▶ **Task to carry out**: Copy each line below in which the word "xlabel" occurs.

>> BEGIN Given records

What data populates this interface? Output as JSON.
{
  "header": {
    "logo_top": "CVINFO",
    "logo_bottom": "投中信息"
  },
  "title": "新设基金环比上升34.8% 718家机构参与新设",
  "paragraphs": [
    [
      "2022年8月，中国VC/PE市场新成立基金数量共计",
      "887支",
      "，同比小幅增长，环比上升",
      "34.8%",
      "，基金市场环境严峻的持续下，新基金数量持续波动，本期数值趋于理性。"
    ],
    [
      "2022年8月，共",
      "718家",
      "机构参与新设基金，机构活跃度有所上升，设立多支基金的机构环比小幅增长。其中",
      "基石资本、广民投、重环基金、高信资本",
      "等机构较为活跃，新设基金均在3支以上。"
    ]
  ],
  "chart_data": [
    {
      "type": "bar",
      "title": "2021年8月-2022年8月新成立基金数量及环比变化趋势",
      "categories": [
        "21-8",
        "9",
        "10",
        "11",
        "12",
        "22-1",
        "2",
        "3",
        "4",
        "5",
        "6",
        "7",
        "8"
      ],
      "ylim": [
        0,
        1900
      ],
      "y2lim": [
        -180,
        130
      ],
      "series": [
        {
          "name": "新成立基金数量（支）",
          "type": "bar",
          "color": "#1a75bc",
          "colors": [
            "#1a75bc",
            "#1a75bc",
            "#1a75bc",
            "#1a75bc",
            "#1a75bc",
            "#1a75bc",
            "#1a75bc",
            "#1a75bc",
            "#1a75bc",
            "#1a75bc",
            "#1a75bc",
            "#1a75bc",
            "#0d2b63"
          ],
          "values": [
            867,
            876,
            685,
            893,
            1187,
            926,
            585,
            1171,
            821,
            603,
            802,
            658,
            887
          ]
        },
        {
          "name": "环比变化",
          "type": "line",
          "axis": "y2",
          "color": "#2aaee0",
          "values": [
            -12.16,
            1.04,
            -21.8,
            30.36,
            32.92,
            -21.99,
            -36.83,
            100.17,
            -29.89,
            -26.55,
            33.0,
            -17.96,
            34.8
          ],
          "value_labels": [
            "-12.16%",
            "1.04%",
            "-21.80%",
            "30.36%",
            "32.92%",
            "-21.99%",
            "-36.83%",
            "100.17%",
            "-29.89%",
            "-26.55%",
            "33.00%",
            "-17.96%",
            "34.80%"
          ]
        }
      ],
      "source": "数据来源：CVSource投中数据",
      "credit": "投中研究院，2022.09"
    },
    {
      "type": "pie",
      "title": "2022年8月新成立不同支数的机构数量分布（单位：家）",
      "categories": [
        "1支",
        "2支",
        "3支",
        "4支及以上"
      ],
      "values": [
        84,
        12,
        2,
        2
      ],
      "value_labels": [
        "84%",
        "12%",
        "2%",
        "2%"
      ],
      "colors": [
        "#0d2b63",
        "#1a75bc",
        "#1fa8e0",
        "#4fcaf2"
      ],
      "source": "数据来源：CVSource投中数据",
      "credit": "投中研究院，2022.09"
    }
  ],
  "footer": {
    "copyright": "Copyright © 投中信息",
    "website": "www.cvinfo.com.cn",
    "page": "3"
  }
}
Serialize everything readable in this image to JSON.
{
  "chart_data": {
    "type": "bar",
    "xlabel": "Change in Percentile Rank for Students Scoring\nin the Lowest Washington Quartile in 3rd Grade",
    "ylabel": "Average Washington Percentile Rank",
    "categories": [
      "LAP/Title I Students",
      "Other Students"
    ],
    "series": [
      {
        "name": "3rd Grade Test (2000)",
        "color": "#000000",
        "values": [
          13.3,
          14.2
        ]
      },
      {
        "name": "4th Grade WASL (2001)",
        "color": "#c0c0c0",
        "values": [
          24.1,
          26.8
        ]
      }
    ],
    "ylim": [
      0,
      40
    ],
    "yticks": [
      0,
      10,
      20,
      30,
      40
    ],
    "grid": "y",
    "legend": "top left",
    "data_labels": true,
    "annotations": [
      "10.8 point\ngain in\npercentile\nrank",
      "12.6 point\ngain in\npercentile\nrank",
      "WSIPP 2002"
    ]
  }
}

>> END Given records
>> BEGIN Given records

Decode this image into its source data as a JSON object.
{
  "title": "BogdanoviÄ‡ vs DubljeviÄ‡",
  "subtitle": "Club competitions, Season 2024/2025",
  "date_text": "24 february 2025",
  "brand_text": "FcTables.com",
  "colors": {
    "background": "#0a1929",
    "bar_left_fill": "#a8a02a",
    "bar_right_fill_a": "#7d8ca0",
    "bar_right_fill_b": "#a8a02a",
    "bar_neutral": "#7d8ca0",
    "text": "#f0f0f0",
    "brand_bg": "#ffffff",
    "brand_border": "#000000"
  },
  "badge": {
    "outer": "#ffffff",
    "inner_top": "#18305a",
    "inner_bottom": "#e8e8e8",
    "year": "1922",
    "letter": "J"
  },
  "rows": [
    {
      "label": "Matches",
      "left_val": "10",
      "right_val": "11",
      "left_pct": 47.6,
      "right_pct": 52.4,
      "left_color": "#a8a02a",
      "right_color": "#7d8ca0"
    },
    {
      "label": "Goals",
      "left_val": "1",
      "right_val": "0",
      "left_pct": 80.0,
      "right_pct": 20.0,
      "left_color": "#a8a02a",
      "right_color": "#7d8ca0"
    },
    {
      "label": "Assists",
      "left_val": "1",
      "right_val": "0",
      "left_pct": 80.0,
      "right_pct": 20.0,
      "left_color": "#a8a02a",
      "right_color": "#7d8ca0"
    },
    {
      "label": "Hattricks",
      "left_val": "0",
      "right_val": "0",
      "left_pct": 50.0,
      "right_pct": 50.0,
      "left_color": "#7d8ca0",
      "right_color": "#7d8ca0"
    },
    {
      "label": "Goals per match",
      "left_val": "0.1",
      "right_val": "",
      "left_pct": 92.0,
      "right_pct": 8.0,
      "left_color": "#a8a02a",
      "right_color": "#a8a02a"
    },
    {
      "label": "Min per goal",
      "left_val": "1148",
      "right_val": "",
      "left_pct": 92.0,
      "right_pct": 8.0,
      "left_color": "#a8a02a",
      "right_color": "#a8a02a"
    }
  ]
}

>> END Given records
>> BEGIN Given records

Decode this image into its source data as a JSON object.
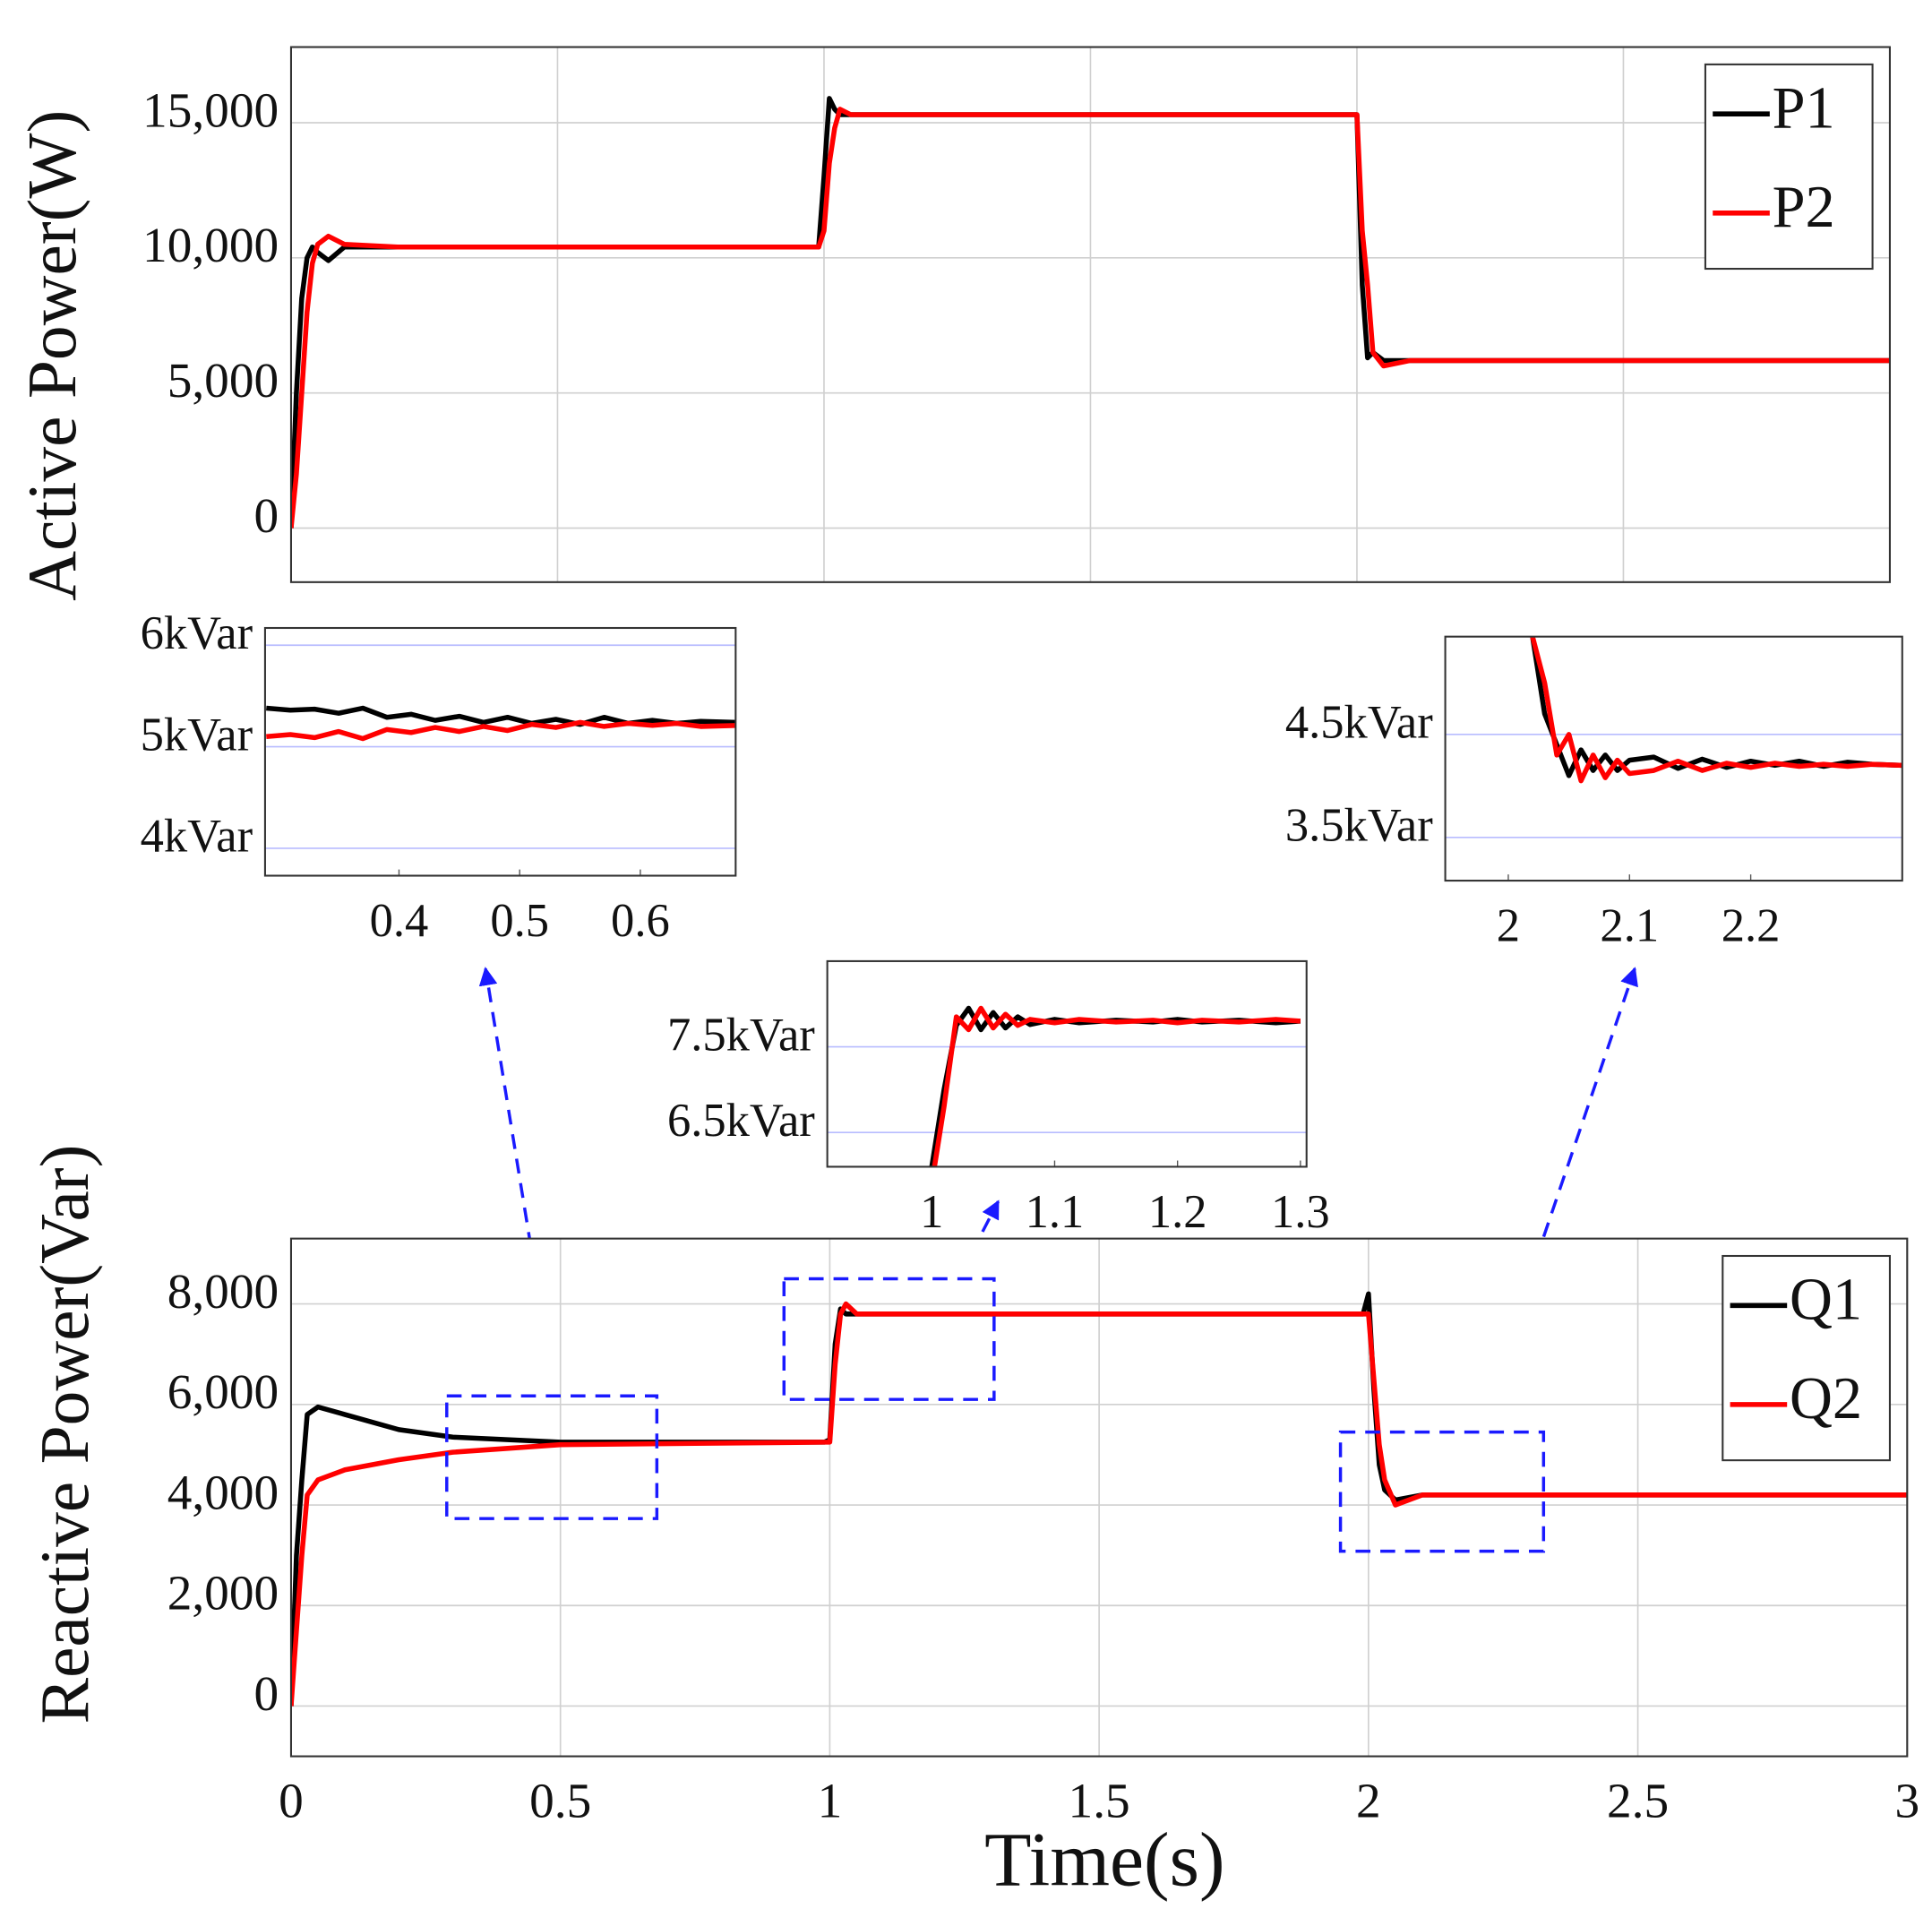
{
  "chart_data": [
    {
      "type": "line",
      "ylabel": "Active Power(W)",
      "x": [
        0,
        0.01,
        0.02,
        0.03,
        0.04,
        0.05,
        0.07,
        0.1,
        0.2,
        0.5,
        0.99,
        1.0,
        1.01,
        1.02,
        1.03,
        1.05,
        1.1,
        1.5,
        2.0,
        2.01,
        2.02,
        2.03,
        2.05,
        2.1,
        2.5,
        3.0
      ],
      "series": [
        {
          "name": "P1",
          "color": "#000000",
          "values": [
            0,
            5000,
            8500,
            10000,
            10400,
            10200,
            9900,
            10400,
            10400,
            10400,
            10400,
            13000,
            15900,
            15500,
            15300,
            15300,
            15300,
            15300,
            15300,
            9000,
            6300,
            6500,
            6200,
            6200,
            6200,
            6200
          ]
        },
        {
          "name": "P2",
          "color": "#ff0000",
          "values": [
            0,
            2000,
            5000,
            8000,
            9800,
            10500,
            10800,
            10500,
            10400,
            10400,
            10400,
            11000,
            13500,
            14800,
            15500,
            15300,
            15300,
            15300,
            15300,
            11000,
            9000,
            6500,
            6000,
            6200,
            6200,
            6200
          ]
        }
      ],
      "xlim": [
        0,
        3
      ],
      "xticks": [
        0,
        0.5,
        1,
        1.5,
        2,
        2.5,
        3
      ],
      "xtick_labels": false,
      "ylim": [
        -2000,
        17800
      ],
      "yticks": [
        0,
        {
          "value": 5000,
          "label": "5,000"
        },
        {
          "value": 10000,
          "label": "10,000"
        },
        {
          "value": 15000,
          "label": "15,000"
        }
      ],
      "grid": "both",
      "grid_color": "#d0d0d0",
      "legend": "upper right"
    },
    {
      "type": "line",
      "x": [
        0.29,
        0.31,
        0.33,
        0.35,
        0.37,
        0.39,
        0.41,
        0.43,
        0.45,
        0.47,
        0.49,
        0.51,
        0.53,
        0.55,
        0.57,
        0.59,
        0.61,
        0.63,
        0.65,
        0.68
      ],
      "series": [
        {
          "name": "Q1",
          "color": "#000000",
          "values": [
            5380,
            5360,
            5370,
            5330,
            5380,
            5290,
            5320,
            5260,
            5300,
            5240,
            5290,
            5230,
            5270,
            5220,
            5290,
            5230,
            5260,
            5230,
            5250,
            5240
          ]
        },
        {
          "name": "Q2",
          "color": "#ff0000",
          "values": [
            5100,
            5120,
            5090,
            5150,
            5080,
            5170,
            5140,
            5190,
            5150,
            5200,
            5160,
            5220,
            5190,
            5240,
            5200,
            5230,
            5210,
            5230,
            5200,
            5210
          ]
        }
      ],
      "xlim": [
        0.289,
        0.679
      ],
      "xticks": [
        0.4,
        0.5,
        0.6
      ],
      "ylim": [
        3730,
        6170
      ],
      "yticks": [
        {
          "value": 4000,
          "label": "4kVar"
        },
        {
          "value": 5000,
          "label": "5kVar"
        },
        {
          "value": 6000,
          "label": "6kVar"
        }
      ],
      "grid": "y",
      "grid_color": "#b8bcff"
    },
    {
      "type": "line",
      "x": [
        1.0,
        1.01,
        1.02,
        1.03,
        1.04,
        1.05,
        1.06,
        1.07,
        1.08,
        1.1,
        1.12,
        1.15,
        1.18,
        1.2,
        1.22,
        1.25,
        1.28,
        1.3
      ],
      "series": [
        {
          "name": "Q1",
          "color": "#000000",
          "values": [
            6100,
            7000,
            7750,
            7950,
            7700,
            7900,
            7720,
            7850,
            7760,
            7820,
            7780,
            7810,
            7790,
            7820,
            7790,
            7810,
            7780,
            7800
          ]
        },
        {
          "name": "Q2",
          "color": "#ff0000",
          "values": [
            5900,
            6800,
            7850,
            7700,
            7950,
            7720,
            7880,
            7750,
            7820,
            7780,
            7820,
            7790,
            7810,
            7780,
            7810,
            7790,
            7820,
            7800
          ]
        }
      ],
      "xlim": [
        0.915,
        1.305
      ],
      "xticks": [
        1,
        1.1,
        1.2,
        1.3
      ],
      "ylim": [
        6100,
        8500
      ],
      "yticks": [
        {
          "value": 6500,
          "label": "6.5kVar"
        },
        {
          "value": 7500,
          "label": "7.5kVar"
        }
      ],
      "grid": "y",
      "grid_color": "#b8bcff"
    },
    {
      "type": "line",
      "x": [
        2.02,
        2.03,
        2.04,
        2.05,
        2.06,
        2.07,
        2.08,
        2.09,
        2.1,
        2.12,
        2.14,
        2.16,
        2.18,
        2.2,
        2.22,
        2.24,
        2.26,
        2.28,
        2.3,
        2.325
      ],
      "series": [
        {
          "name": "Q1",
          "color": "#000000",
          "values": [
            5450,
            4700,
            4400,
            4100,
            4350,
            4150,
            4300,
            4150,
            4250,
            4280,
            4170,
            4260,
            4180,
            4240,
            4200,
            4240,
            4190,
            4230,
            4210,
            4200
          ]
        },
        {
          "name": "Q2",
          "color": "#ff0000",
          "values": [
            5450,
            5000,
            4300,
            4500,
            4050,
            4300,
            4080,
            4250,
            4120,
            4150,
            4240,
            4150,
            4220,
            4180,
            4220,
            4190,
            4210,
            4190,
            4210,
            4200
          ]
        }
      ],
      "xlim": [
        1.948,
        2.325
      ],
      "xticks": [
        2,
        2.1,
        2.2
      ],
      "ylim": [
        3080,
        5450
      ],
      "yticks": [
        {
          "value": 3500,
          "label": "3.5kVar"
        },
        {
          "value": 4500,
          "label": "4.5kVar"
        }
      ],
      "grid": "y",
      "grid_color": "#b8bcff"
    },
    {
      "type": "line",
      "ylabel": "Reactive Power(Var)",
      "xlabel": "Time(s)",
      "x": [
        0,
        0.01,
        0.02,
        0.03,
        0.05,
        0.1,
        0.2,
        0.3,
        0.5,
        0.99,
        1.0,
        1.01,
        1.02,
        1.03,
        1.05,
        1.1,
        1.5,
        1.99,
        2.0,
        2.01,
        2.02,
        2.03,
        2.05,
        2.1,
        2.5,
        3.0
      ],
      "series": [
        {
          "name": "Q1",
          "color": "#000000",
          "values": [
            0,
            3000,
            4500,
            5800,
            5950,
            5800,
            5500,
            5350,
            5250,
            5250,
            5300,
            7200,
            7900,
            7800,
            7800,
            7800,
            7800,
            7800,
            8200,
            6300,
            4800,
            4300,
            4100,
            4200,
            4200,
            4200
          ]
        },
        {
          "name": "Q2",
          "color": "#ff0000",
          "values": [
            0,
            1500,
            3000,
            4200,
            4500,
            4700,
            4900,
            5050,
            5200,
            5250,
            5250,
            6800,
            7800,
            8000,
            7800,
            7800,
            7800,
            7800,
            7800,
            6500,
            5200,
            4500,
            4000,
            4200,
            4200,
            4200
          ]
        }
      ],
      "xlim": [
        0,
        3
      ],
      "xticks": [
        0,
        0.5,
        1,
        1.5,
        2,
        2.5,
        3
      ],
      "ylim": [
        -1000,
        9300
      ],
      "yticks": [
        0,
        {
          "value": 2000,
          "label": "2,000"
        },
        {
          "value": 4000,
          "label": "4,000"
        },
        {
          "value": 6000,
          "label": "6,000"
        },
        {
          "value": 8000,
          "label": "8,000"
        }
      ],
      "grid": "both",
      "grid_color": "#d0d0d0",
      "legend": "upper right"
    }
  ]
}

>> END Given records

▶ **Answer to the problem**:
    "xlabel": "Change in Percentile Rank for Students Scoring\nin the Lowest Washington Quartile in 3rd Grade",
      "xlabel": "Time(s)",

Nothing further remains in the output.